*Records*
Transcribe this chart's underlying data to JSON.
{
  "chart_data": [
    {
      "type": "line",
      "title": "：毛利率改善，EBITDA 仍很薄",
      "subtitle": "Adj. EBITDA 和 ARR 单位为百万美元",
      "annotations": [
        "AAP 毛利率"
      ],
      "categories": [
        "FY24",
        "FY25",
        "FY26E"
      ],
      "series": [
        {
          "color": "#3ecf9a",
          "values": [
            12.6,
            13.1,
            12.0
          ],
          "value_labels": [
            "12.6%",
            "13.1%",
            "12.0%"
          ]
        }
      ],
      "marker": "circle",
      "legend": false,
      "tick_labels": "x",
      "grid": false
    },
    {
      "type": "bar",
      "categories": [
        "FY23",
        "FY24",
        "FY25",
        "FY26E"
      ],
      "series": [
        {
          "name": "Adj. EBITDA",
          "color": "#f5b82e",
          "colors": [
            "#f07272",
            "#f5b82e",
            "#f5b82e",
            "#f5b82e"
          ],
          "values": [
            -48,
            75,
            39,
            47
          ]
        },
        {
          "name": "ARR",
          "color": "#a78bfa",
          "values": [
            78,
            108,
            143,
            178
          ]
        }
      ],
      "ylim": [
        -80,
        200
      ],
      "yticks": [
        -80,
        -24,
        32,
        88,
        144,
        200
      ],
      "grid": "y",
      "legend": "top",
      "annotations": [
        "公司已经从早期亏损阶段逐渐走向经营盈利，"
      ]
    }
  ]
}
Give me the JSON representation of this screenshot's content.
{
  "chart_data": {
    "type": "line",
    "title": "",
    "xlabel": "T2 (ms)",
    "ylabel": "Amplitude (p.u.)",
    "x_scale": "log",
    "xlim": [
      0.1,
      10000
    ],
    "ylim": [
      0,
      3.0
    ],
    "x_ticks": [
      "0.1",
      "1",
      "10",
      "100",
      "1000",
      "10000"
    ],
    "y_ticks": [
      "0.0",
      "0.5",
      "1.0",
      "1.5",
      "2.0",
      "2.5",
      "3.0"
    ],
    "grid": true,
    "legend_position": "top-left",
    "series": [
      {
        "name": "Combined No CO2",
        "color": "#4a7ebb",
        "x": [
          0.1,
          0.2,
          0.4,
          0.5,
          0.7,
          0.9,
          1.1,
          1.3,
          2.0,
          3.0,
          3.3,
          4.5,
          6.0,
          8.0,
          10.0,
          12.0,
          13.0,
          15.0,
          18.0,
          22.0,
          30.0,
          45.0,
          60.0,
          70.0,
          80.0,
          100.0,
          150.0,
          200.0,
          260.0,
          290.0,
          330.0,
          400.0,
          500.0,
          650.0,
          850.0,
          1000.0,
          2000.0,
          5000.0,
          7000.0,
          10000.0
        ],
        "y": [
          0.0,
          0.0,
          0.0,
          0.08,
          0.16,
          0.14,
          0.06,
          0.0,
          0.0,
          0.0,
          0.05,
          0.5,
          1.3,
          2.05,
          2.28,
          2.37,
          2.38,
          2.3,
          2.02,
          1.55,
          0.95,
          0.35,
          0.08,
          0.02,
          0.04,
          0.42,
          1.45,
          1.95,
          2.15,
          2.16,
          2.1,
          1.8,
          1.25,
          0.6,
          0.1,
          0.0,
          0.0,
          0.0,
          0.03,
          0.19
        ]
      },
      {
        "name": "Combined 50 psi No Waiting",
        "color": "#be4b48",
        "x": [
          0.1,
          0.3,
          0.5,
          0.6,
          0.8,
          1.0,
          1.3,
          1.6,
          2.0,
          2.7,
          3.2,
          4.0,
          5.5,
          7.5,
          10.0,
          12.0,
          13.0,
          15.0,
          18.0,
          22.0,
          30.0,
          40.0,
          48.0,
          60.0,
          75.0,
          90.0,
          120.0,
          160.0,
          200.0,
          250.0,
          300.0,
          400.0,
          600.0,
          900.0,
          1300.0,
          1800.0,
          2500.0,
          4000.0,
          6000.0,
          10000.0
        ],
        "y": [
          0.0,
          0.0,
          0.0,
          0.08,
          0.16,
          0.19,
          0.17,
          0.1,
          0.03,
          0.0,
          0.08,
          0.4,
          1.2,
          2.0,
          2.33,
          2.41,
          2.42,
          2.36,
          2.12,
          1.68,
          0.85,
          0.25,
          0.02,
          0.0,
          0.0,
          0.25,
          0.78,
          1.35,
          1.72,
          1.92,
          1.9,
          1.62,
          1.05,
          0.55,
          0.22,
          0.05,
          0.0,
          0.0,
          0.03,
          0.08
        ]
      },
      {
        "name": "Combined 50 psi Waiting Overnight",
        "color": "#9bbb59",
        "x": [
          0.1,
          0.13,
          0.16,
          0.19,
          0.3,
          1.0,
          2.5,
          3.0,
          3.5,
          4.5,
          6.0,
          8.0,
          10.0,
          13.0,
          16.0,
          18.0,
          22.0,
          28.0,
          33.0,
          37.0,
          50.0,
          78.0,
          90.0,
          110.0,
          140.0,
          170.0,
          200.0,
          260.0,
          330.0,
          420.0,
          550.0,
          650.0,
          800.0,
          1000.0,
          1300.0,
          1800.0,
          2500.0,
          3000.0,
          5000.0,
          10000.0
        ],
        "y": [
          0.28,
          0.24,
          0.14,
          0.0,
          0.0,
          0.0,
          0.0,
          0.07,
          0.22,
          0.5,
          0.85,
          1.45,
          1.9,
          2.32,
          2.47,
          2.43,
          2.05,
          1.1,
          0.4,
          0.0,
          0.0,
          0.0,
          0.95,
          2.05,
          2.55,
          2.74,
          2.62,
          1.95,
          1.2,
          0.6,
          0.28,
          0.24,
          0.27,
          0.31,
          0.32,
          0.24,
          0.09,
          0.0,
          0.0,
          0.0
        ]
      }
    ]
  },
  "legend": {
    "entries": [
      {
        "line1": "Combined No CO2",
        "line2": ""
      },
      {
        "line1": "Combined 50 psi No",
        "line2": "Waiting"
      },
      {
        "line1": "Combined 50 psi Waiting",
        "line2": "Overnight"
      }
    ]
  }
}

*PROBLEM DETAILS*
Repeat the lines above exactly.

*FULL OUTPUT*
Transcribe this chart's underlying data to JSON.
{
  "chart_data": [
    {
      "type": "line",
      "title": "：毛利率改善，EBITDA 仍很薄",
      "subtitle": "Adj. EBITDA 和 ARR 单位为百万美元",
      "annotations": [
        "AAP 毛利率"
      ],
      "categories": [
        "FY24",
        "FY25",
        "FY26E"
      ],
      "series": [
        {
          "color": "#3ecf9a",
          "values": [
            12.6,
            13.1,
            12.0
          ],
          "value_labels": [
            "12.6%",
            "13.1%",
            "12.0%"
          ]
        }
      ],
      "marker": "circle",
      "legend": false,
      "tick_labels": "x",
      "grid": false
    },
    {
      "type": "bar",
      "categories": [
        "FY23",
        "FY24",
        "FY25",
        "FY26E"
      ],
      "series": [
        {
          "name": "Adj. EBITDA",
          "color": "#f5b82e",
          "colors": [
            "#f07272",
            "#f5b82e",
            "#f5b82e",
            "#f5b82e"
          ],
          "values": [
            -48,
            75,
            39,
            47
          ]
        },
        {
          "name": "ARR",
          "color": "#a78bfa",
          "values": [
            78,
            108,
            143,
            178
          ]
        }
      ],
      "ylim": [
        -80,
        200
      ],
      "yticks": [
        -80,
        -24,
        32,
        88,
        144,
        200
      ],
      "grid": "y",
      "legend": "top",
      "annotations": [
        "公司已经从早期亏损阶段逐渐走向经营盈利，"
      ]
    }
  ]
}
Give me the JSON representation of this screenshot's content.
{
  "chart_data": {
    "type": "line",
    "title": "",
    "xlabel": "T2 (ms)",
    "ylabel": "Amplitude (p.u.)",
    "x_scale": "log",
    "xlim": [
      0.1,
      10000
    ],
    "ylim": [
      0,
      3.0
    ],
    "x_ticks": [
      "0.1",
      "1",
      "10",
      "100",
      "1000",
      "10000"
    ],
    "y_ticks": [
      "0.0",
      "0.5",
      "1.0",
      "1.5",
      "2.0",
      "2.5",
      "3.0"
    ],
    "grid": true,
    "legend_position": "top-left",
    "series": [
      {
        "name": "Combined No CO2",
        "color": "#4a7ebb",
        "x": [
          0.1,
          0.2,
          0.4,
          0.5,
          0.7,
          0.9,
          1.1,
          1.3,
          2.0,
          3.0,
          3.3,
          4.5,
          6.0,
          8.0,
          10.0,
          12.0,
          13.0,
          15.0,
          18.0,
          22.0,
          30.0,
          45.0,
          60.0,
          70.0,
          80.0,
          100.0,
          150.0,
          200.0,
          260.0,
          290.0,
          330.0,
          400.0,
          500.0,
          650.0,
          850.0,
          1000.0,
          2000.0,
          5000.0,
          7000.0,
          10000.0
        ],
        "y": [
          0.0,
          0.0,
          0.0,
          0.08,
          0.16,
          0.14,
          0.06,
          0.0,
          0.0,
          0.0,
          0.05,
          0.5,
          1.3,
          2.05,
          2.28,
          2.37,
          2.38,
          2.3,
          2.02,
          1.55,
          0.95,
          0.35,
          0.08,
          0.02,
          0.04,
          0.42,
          1.45,
          1.95,
          2.15,
          2.16,
          2.1,
          1.8,
          1.25,
          0.6,
          0.1,
          0.0,
          0.0,
          0.0,
          0.03,
          0.19
        ]
      },
      {
        "name": "Combined 50 psi No Waiting",
        "color": "#be4b48",
        "x": [
          0.1,
          0.3,
          0.5,
          0.6,
          0.8,
          1.0,
          1.3,
          1.6,
          2.0,
          2.7,
          3.2,
          4.0,
          5.5,
          7.5,
          10.0,
          12.0,
          13.0,
          15.0,
          18.0,
          22.0,
          30.0,
          40.0,
          48.0,
          60.0,
          75.0,
          90.0,
          120.0,
          160.0,
          200.0,
          250.0,
          300.0,
          400.0,
          600.0,
          900.0,
          1300.0,
          1800.0,
          2500.0,
          4000.0,
          6000.0,
          10000.0
        ],
        "y": [
          0.0,
          0.0,
          0.0,
          0.08,
          0.16,
          0.19,
          0.17,
          0.1,
          0.03,
          0.0,
          0.08,
          0.4,
          1.2,
          2.0,
          2.33,
          2.41,
          2.42,
          2.36,
          2.12,
          1.68,
          0.85,
          0.25,
          0.02,
          0.0,
          0.0,
          0.25,
          0.78,
          1.35,
          1.72,
          1.92,
          1.9,
          1.62,
          1.05,
          0.55,
          0.22,
          0.05,
          0.0,
          0.0,
          0.03,
          0.08
        ]
      },
      {
        "name": "Combined 50 psi Waiting Overnight",
        "color": "#9bbb59",
        "x": [
          0.1,
          0.13,
          0.16,
          0.19,
          0.3,
          1.0,
          2.5,
          3.0,
          3.5,
          4.5,
          6.0,
          8.0,
          10.0,
          13.0,
          16.0,
          18.0,
          22.0,
          28.0,
          33.0,
          37.0,
          50.0,
          78.0,
          90.0,
          110.0,
          140.0,
          170.0,
          200.0,
          260.0,
          330.0,
          420.0,
          550.0,
          650.0,
          800.0,
          1000.0,
          1300.0,
          1800.0,
          2500.0,
          3000.0,
          5000.0,
          10000.0
        ],
        "y": [
          0.28,
          0.24,
          0.14,
          0.0,
          0.0,
          0.0,
          0.0,
          0.07,
          0.22,
          0.5,
          0.85,
          1.45,
          1.9,
          2.32,
          2.47,
          2.43,
          2.05,
          1.1,
          0.4,
          0.0,
          0.0,
          0.0,
          0.95,
          2.05,
          2.55,
          2.74,
          2.62,
          1.95,
          1.2,
          0.6,
          0.28,
          0.24,
          0.27,
          0.31,
          0.32,
          0.24,
          0.09,
          0.0,
          0.0,
          0.0
        ]
      }
    ]
  },
  "legend": {
    "entries": [
      {
        "line1": "Combined No CO2",
        "line2": ""
      },
      {
        "line1": "Combined 50 psi No",
        "line2": "Waiting"
      },
      {
        "line1": "Combined 50 psi Waiting",
        "line2": "Overnight"
      }
    ]
  }
}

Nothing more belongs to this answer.